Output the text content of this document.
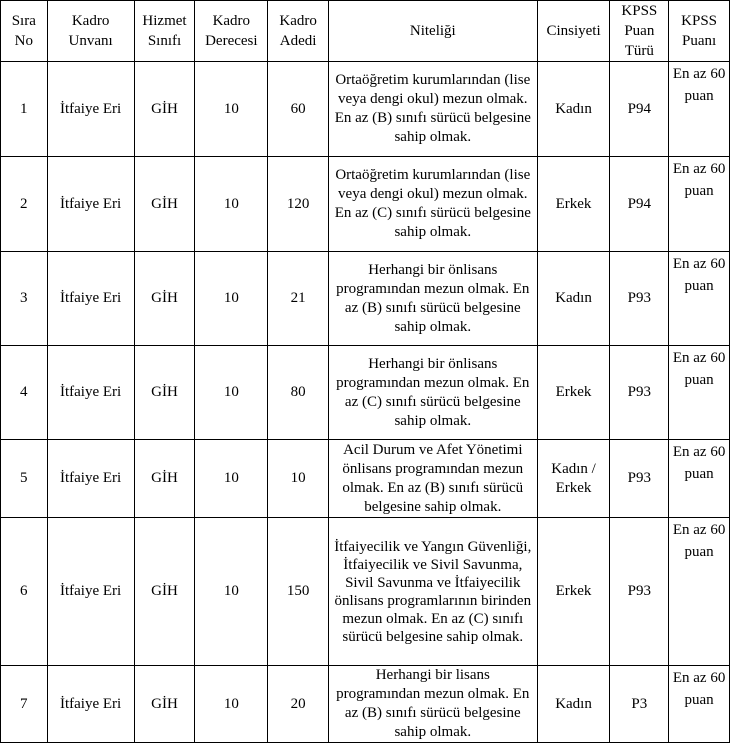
Sıra No	Kadro Unvanı	Hizmet Sınıfı	Kadro Derecesi	Kadro Adedi	Niteliği	Cinsiyeti	KPSS Puan Türü	KPSS Puanı
1	İtfaiye Eri	GİH	10	60	Ortaöğretim kurumlarından (lise veya dengi okul) mezun olmak. En az (B) sınıfı sürücü belgesine sahip olmak.	Kadın	P94	En az 60 puan
2	İtfaiye Eri	GİH	10	120	Ortaöğretim kurumlarından (lise veya dengi okul) mezun olmak. En az (C) sınıfı sürücü belgesine sahip olmak.	Erkek	P94	En az 60 puan
3	İtfaiye Eri	GİH	10	21	Herhangi bir önlisans programından mezun olmak. En az (B) sınıfı sürücü belgesine sahip olmak.	Kadın	P93	En az 60 puan
4	İtfaiye Eri	GİH	10	80	Herhangi bir önlisans programından mezun olmak. En az (C) sınıfı sürücü belgesine sahip olmak.	Erkek	P93	En az 60 puan
5	İtfaiye Eri	GİH	10	10	Acil Durum ve Afet Yönetimi önlisans programından mezun olmak. En az (B) sınıfı sürücü belgesine sahip olmak.	Kadın / Erkek	P93	En az 60 puan
6	İtfaiye Eri	GİH	10	150	İtfaiyecilik ve Yangın Güvenliği, İtfaiyecilik ve Sivil Savunma, Sivil Savunma ve İtfaiyecilik önlisans programlarının birinden mezun olmak. En az (C) sınıfı sürücü belgesine sahip olmak.	Erkek	P93	En az 60 puan
7	İtfaiye Eri	GİH	10	20	Herhangi bir lisans programından mezun olmak. En az (B) sınıfı sürücü belgesine sahip olmak.	Kadın	P3	En az 60 puan
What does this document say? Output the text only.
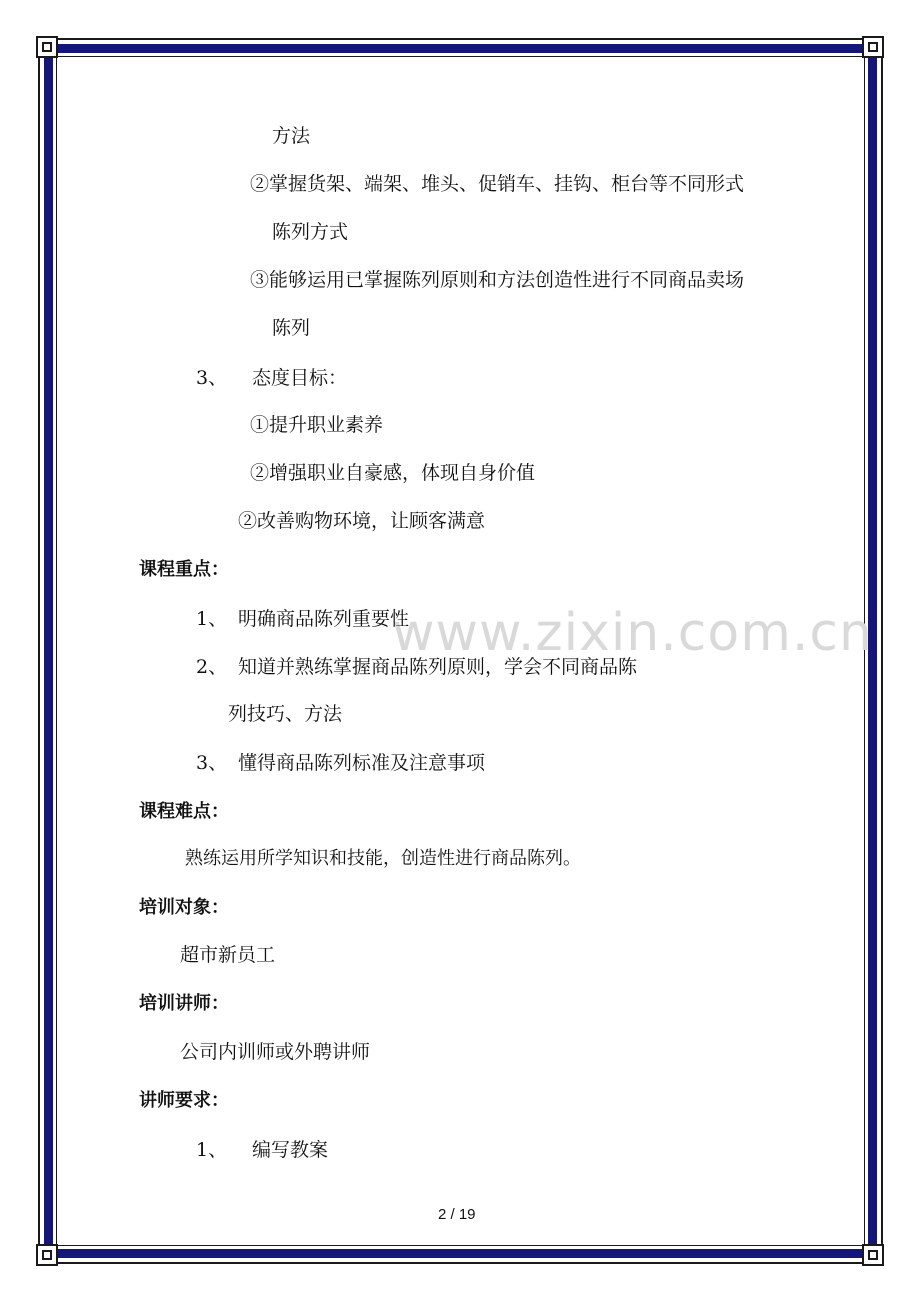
www.zixin.com.cn
方法
②掌握货架、端架、堆头、促销车、挂钩、柜台等不同形式
陈列方式
③能够运用已掌握陈列原则和方法创造性进行不同商品卖场
陈列
3、 态度目标：
①提升职业素养
②增强职业自豪感，体现自身价值
②改善购物环境，让顾客满意
课程重点：
1、 明确商品陈列重要性
2、 知道并熟练掌握商品陈列原则，学会不同商品陈
列技巧、方法
3、 懂得商品陈列标准及注意事项
课程难点：
熟练运用所学知识和技能，创造性进行商品陈列。
培训对象：
超市新员工
培训讲师：
公司内训师或外聘讲师
讲师要求：
1、 编写教案
2 / 19
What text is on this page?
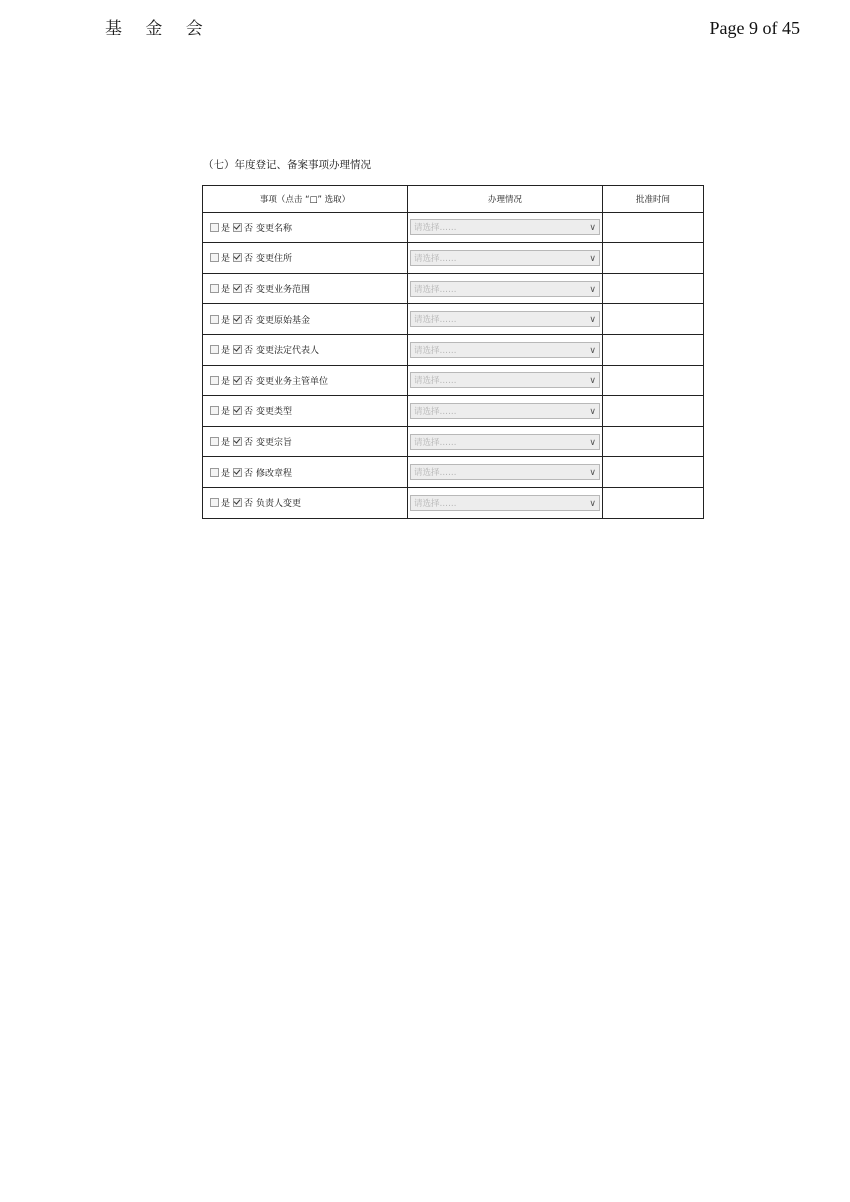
基 金 会	Page 9 of 45
（七）年度登记、备案事项办理情况
事项（点击 “□” 选取）	办理情况	批准时间
是 否 变更名称	请选择…… ∨	

是 否 变更住所	请选择…… ∨	

是 否 变更业务范围	请选择…… ∨	

是 否 变更原始基金	请选择…… ∨	

是 否 变更法定代表人	请选择…… ∨	

是 否 变更业务主管单位	请选择…… ∨	

是 否 变更类型	请选择…… ∨	

是 否 变更宗旨	请选择…… ∨	

是 否 修改章程	请选择…… ∨	

是 否 负责人变更	请选择…… ∨	
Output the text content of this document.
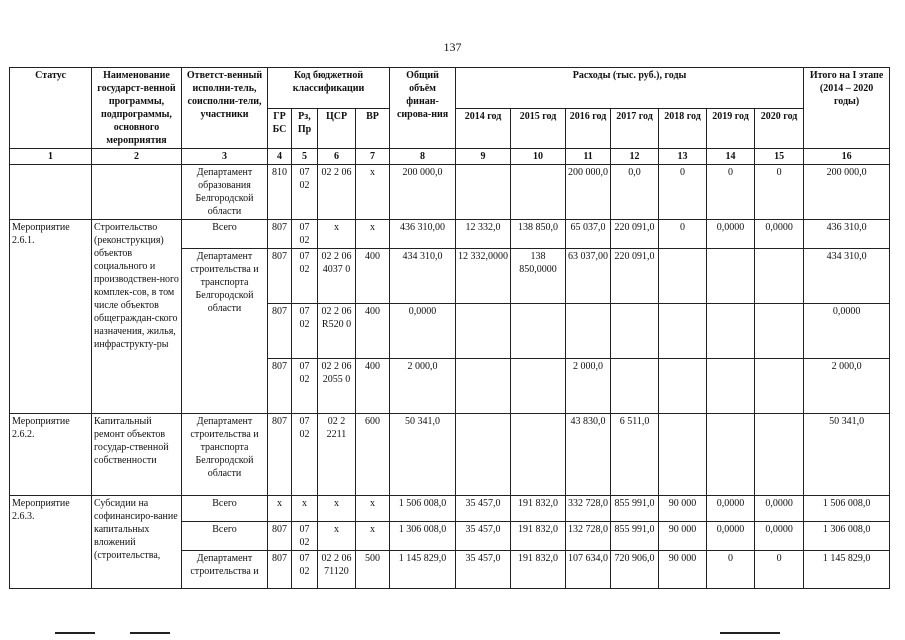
137
Статус	Наименование государст-венной программы, подпрограммы, основного мероприятия	Ответст-венный исполни-тель, соисполни-тели, участники	Код бюджетной классификации				Общий объём финан-сирова-ния	Расходы (тыс. руб.), годы							Итого на I этапе (2014 – 2020 годы)
			ГР БС	Рз, Пр	ЦСР	ВР		2014 год	2015 год	2016 год	2017 год	2018 год	2019 год	2020 год	
1	2	3	4	5	6	7	8	9	10	11	12	13	14	15	16
		Департамент образования Белгородской области	810	07 02	02 2 06	х	200 000,0			200 000,0	0,0	0	0	0	200 000,0
Мероприятие 2.6.1.	Строительство (реконструкция) объектов социального и производствен-ного комплек-сов, в том числе объектов общеграждан-ского назначения, жилья, инфраструкту-ры	Всего	807	07 02	х	х	436 310,00	12 332,0	138 850,0	65 037,0	220 091,0	0	0,0000	0,0000	436 310,0
		Департамент строительства и транспорта Белгородской области	807	07 02	02 2 06 4037 0	400	434 310,0	12 332,0000	138 850,0000	63 037,00	220 091,0				434 310,0
			807	07 02	02 2 06 R520 0	400	0,0000								0,0000
			807	07 02	02 2 06 2055 0	400	2 000,0			2 000,0					2 000,0
Мероприятие 2.6.2.	Капитальный ремонт объектов государ-ственной собственности	Департамент строительства и транспорта Белгородской области	807	07 02	02 2 2211	600	50 341,0			43 830,0	6 511,0				50 341,0
Мероприятие 2.6.3.	Субсидии на софинансиро-вание капитальных вложений (строительства,	Всего	х	х	х	х	1 506 008,0	35 457,0	191 832,0	332 728,0	855 991,0	90 000	0,0000	0,0000	1 506 008,0
		Всего	807	07 02	х	х	1 306 008,0	35 457,0	191 832,0	132 728,0	855 991,0	90 000	0,0000	0,0000	1 306 008,0
		Департамент строительства и	807	07 02	02 2 06 71120	500	1 145 829,0	35 457,0	191 832,0	107 634,0	720 906,0	90 000	0	0	1 145 829,0
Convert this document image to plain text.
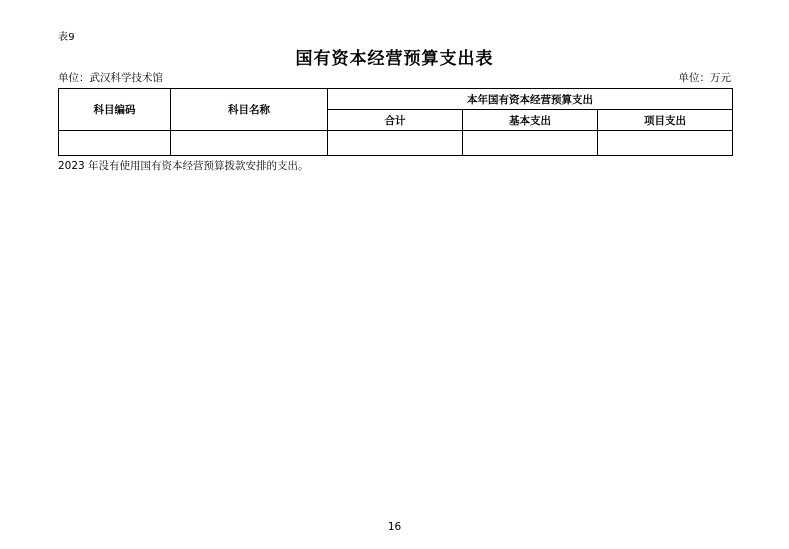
表9
国有资本经营预算支出表
单位：武汉科学技术馆	单位：万元
科目编码	科目名称	本年国有资本经营预算支出		
		合计	基本支出	项目支出

2023 年没有使用国有资本经营预算拨款安排的支出。
16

--

PROBLEM STATEMENT:
Copy each line of the records precisely and drop any images they hold.

TASK RESULT:
Output the text content of this document.
Sıra No	Kadro Unvanı	Hizmet Sınıfı	Kadro Derecesi	Kadro Adedi	Niteliği	Cinsiyeti	KPSS Puan Türü	KPSS Puanı
1	İtfaiye Eri	GİH	10	60	Ortaöğretim kurumlarından (lise veya dengi okul) mezun olmak. En az (B) sınıfı sürücü belgesine sahip olmak.	Kadın	P94	En az 60 puan
2	İtfaiye Eri	GİH	10	120	Ortaöğretim kurumlarından (lise veya dengi okul) mezun olmak. En az (C) sınıfı sürücü belgesine sahip olmak.	Erkek	P94	En az 60 puan
3	İtfaiye Eri	GİH	10	21	Herhangi bir önlisans programından mezun olmak. En az (B) sınıfı sürücü belgesine sahip olmak.	Kadın	P93	En az 60 puan
4	İtfaiye Eri	GİH	10	80	Herhangi bir önlisans programından mezun olmak. En az (C) sınıfı sürücü belgesine sahip olmak.	Erkek	P93	En az 60 puan
5	İtfaiye Eri	GİH	10	10	Acil Durum ve Afet Yönetimi önlisans programından mezun olmak. En az (B) sınıfı sürücü belgesine sahip olmak.	Kadın / Erkek	P93	En az 60 puan
6	İtfaiye Eri	GİH	10	150	İtfaiyecilik ve Yangın Güvenliği, İtfaiyecilik ve Sivil Savunma, Sivil Savunma ve İtfaiyecilik önlisans programlarının birinden mezun olmak. En az (C) sınıfı sürücü belgesine sahip olmak.	Erkek	P93	En az 60 puan
7	İtfaiye Eri	GİH	10	20	Herhangi bir lisans programından mezun olmak. En az (B) sınıfı sürücü belgesine sahip olmak.	Kadın	P3	En az 60 puan
What does this document say? Output the text only.
www.zixin.com.cn
方法
②掌握货架、端架、堆头、促销车、挂钩、柜台等不同形式
陈列方式
③能够运用已掌握陈列原则和方法创造性进行不同商品卖场
陈列
3、 态度目标：
①提升职业素养
②增强职业自豪感，体现自身价值
②改善购物环境，让顾客满意
课程重点：
1、 明确商品陈列重要性
2、 知道并熟练掌握商品陈列原则，学会不同商品陈
列技巧、方法
3、 懂得商品陈列标准及注意事项
课程难点：
熟练运用所学知识和技能，创造性进行商品陈列。
培训对象：
超市新员工
培训讲师：
公司内训师或外聘讲师
讲师要求：
1、 编写教案
2 / 19
What text is on this page?
基 金 会	Page 9 of 45
（七）年度登记、备案事项办理情况
事项（点击 “□” 选取）	办理情况	批准时间
是 否 变更名称	请选择…… ∨	

是 否 变更住所	请选择…… ∨	

是 否 变更业务范围	请选择…… ∨	

是 否 变更原始基金	请选择…… ∨	

是 否 变更法定代表人	请选择…… ∨	

是 否 变更业务主管单位	请选择…… ∨	

是 否 变更类型	请选择…… ∨	

是 否 变更宗旨	请选择…… ∨	

是 否 修改章程	请选择…… ∨	

是 否 负责人变更	请选择…… ∨	
Output the text content of this document.
137
Статус	Наименование государст-венной программы, подпрограммы, основного мероприятия	Ответст-венный исполни-тель, соисполни-тели, участники	Код бюджетной классификации				Общий объём финан-сирова-ния	Расходы (тыс. руб.), годы							Итого на I этапе (2014 – 2020 годы)
			ГР БС	Рз, Пр	ЦСР	ВР		2014 год	2015 год	2016 год	2017 год	2018 год	2019 год	2020 год	
1	2	3	4	5	6	7	8	9	10	11	12	13	14	15	16
		Департамент образования Белгородской области	810	07 02	02 2 06	х	200 000,0			200 000,0	0,0	0	0	0	200 000,0
Мероприятие 2.6.1.	Строительство (реконструкция) объектов социального и производствен-ного комплек-сов, в том числе объектов общеграждан-ского назначения, жилья, инфраструкту-ры	Всего	807	07 02	х	х	436 310,00	12 332,0	138 850,0	65 037,0	220 091,0	0	0,0000	0,0000	436 310,0
		Департамент строительства и транспорта Белгородской области	807	07 02	02 2 06 4037 0	400	434 310,0	12 332,0000	138 850,0000	63 037,00	220 091,0				434 310,0
			807	07 02	02 2 06 R520 0	400	0,0000								0,0000
			807	07 02	02 2 06 2055 0	400	2 000,0			2 000,0					2 000,0
Мероприятие 2.6.2.	Капитальный ремонт объектов государ-ственной собственности	Департамент строительства и транспорта Белгородской области	807	07 02	02 2 2211	600	50 341,0			43 830,0	6 511,0				50 341,0
Мероприятие 2.6.3.	Субсидии на софинансиро-вание капитальных вложений (строительства,	Всего	х	х	х	х	1 506 008,0	35 457,0	191 832,0	332 728,0	855 991,0	90 000	0,0000	0,0000	1 506 008,0
		Всего	807	07 02	х	х	1 306 008,0	35 457,0	191 832,0	132 728,0	855 991,0	90 000	0,0000	0,0000	1 306 008,0
		Департамент строительства и	807	07 02	02 2 06 71120	500	1 145 829,0	35 457,0	191 832,0	107 634,0	720 906,0	90 000	0	0	1 145 829,0
Convert this document image to plain text.
表9
国有资本经营预算支出表
单位：武汉科学技术馆	单位：万元
科目编码	科目名称	本年国有资本经营预算支出		
		合计	基本支出	项目支出

2023 年没有使用国有资本经营预算拨款安排的支出。
16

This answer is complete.